Find the lines that contain the word "Impressions" and copy each one.
# Extracted records start
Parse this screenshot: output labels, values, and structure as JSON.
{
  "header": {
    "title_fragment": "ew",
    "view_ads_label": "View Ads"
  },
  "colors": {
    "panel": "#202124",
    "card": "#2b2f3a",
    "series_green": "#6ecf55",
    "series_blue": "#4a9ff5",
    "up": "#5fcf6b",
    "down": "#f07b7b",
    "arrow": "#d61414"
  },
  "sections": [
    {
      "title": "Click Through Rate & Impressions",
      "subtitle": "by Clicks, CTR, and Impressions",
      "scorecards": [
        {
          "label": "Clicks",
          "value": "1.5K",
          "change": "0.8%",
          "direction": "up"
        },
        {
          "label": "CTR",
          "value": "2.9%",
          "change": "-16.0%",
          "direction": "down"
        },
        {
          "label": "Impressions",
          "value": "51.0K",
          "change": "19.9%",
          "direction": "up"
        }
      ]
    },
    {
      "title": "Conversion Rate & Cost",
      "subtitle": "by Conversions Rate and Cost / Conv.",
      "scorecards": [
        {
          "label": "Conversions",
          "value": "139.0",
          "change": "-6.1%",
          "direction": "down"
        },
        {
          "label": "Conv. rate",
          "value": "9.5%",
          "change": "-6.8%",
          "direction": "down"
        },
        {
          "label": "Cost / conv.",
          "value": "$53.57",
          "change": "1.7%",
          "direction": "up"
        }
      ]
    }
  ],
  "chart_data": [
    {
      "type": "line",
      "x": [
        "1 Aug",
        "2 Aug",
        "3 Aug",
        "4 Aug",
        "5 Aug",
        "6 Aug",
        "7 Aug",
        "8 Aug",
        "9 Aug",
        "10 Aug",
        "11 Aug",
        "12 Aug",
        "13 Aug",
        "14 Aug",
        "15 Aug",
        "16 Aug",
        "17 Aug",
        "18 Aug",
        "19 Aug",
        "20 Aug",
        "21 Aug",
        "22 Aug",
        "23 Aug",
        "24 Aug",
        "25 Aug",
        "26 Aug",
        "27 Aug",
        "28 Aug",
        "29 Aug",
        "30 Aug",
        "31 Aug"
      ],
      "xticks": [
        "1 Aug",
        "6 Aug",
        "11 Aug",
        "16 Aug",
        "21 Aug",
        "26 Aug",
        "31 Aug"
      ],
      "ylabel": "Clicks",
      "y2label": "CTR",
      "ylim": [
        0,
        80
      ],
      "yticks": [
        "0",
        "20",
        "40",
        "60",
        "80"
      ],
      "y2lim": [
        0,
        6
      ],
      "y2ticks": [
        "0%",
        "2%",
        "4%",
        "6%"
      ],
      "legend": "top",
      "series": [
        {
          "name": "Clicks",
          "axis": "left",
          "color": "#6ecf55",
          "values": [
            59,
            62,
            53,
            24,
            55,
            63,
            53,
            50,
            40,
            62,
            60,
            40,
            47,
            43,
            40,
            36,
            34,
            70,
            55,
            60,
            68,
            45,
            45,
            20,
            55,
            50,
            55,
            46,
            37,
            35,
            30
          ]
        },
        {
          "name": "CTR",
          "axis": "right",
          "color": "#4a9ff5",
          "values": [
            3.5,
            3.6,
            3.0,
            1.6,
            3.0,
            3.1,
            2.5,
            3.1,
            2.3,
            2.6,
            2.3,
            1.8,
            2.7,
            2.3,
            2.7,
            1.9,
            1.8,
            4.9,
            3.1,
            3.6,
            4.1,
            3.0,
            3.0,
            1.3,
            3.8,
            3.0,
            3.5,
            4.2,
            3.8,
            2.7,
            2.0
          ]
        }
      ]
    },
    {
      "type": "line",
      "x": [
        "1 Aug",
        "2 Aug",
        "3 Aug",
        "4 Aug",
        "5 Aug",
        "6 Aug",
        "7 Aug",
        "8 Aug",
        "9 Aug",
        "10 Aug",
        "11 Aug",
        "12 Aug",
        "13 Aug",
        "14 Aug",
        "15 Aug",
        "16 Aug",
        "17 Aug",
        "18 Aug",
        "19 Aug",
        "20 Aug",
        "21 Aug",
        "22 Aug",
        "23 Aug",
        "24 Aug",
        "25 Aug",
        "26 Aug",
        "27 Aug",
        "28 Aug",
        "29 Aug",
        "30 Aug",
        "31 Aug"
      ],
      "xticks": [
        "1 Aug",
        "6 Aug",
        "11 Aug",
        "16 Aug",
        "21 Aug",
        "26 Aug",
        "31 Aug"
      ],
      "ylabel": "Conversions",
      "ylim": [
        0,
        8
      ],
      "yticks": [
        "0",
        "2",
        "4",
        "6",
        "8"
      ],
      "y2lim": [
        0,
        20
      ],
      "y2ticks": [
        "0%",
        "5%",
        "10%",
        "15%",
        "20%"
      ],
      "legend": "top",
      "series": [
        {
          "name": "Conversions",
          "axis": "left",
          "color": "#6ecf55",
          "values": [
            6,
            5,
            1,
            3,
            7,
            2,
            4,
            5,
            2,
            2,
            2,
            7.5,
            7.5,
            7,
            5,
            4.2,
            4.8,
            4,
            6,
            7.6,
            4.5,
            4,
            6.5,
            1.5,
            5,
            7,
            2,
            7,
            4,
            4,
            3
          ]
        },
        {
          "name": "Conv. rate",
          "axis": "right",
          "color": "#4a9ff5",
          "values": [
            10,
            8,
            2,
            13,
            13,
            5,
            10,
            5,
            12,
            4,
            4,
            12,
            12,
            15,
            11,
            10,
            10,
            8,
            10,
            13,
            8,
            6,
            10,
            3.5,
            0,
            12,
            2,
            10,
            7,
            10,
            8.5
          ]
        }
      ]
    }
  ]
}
# Extracted records end
Response to this exercise:
      "title": "Click Through Rate & Impressions",
      "subtitle": "by Clicks, CTR, and Impressions",
          "label": "Impressions",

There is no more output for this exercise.